Below are some records; repeat them all exactly, minus the pictures.

★ ★ ★

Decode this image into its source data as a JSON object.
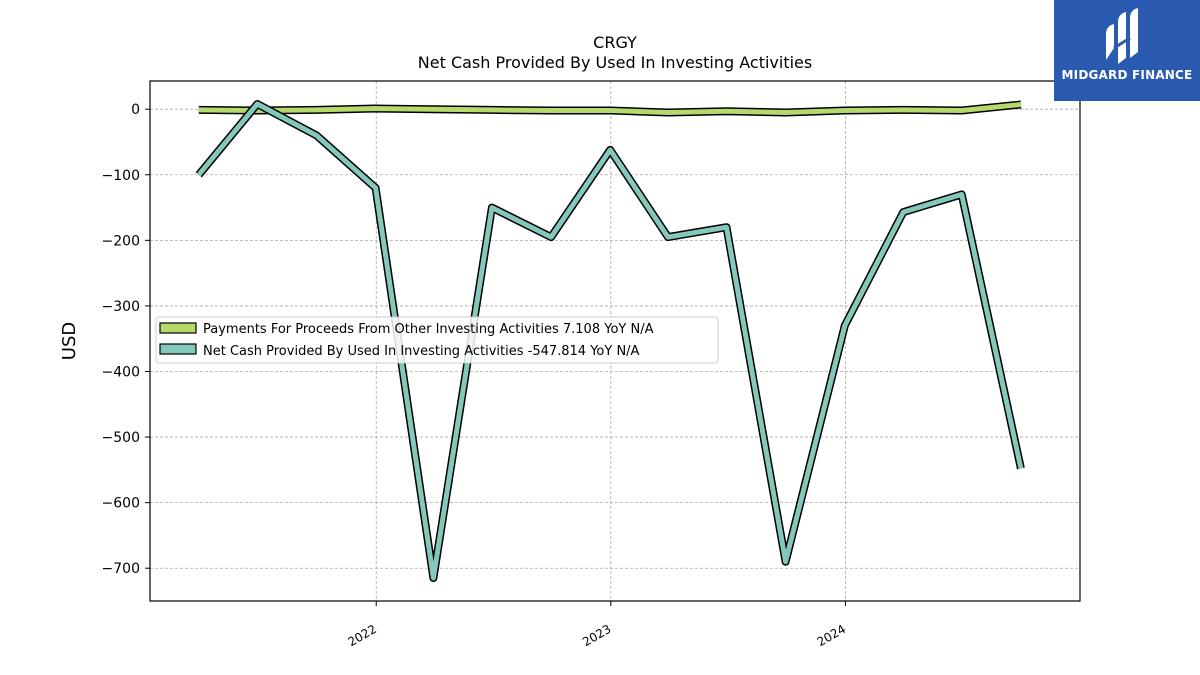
{
  "chart_data": {
    "type": "line",
    "title": "CRGY",
    "subtitle": "Net Cash Provided By Used In Investing Activities",
    "ylabel": "USD",
    "xlabel": "",
    "ylim": [
      -750,
      43
    ],
    "xlim": [
      "2021-01-14",
      "2024-12-31"
    ],
    "yticks": [
      0,
      -100,
      -200,
      -300,
      -400,
      -500,
      -600,
      -700
    ],
    "ytick_labels": [
      "0",
      "−100",
      "−200",
      "−300",
      "−400",
      "−500",
      "−600",
      "−700"
    ],
    "xticks": [
      "2022-01-01",
      "2023-01-01",
      "2024-01-01"
    ],
    "xtick_labels": [
      "2022",
      "2023",
      "2024"
    ],
    "grid": true,
    "legend_position": "center-left",
    "series": [
      {
        "name": "Payments For Proceeds From Other Investing Activities  7.108 YoY N/A",
        "color": "#b5d96a",
        "x": [
          "2021-03-31",
          "2021-06-30",
          "2021-09-30",
          "2021-12-31",
          "2022-03-31",
          "2022-06-30",
          "2022-09-30",
          "2022-12-31",
          "2023-03-31",
          "2023-06-30",
          "2023-09-30",
          "2023-12-31",
          "2024-03-31",
          "2024-06-30",
          "2024-09-30"
        ],
        "values": [
          -1,
          -2,
          -1,
          1,
          0,
          -1,
          -2,
          -2,
          -5,
          -3,
          -5,
          -2,
          -1,
          -2,
          7.108
        ]
      },
      {
        "name": "Net Cash Provided By Used In Investing Activities  -547.814 YoY N/A",
        "color": "#84c8bc",
        "x": [
          "2021-03-31",
          "2021-06-30",
          "2021-09-30",
          "2021-12-31",
          "2022-03-31",
          "2022-06-30",
          "2022-09-30",
          "2022-12-31",
          "2023-03-31",
          "2023-06-30",
          "2023-09-30",
          "2023-12-31",
          "2024-03-31",
          "2024-06-30",
          "2024-09-30"
        ],
        "values": [
          -100,
          8,
          -40,
          -120,
          -715,
          -150,
          -195,
          -62,
          -195,
          -180,
          -690,
          -330,
          -157,
          -130,
          -547.814
        ]
      }
    ]
  },
  "logo": {
    "text": "MIDGARD FINANCE",
    "background": "#2b5bb0"
  }
}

★ ★ ★

Response below |
Decode this image into its source data as a JSON object.
{
  "chart_data": {
    "type": "line",
    "title": "CRGY",
    "subtitle": "Net Cash Provided By Used In Investing Activities",
    "ylabel": "USD",
    "xlabel": "",
    "ylim": [
      -750,
      43
    ],
    "xlim": [
      "2021-01-14",
      "2024-12-31"
    ],
    "yticks": [
      0,
      -100,
      -200,
      -300,
      -400,
      -500,
      -600,
      -700
    ],
    "ytick_labels": [
      "0",
      "−100",
      "−200",
      "−300",
      "−400",
      "−500",
      "−600",
      "−700"
    ],
    "xticks": [
      "2022-01-01",
      "2023-01-01",
      "2024-01-01"
    ],
    "xtick_labels": [
      "2022",
      "2023",
      "2024"
    ],
    "grid": true,
    "legend_position": "center-left",
    "series": [
      {
        "name": "Payments For Proceeds From Other Investing Activities  7.108 YoY N/A",
        "color": "#b5d96a",
        "x": [
          "2021-03-31",
          "2021-06-30",
          "2021-09-30",
          "2021-12-31",
          "2022-03-31",
          "2022-06-30",
          "2022-09-30",
          "2022-12-31",
          "2023-03-31",
          "2023-06-30",
          "2023-09-30",
          "2023-12-31",
          "2024-03-31",
          "2024-06-30",
          "2024-09-30"
        ],
        "values": [
          -1,
          -2,
          -1,
          1,
          0,
          -1,
          -2,
          -2,
          -5,
          -3,
          -5,
          -2,
          -1,
          -2,
          7.108
        ]
      },
      {
        "name": "Net Cash Provided By Used In Investing Activities  -547.814 YoY N/A",
        "color": "#84c8bc",
        "x": [
          "2021-03-31",
          "2021-06-30",
          "2021-09-30",
          "2021-12-31",
          "2022-03-31",
          "2022-06-30",
          "2022-09-30",
          "2022-12-31",
          "2023-03-31",
          "2023-06-30",
          "2023-09-30",
          "2023-12-31",
          "2024-03-31",
          "2024-06-30",
          "2024-09-30"
        ],
        "values": [
          -100,
          8,
          -40,
          -120,
          -715,
          -150,
          -195,
          -62,
          -195,
          -180,
          -690,
          -330,
          -157,
          -130,
          -547.814
        ]
      }
    ]
  },
  "logo": {
    "text": "MIDGARD FINANCE",
    "background": "#2b5bb0"
  }
}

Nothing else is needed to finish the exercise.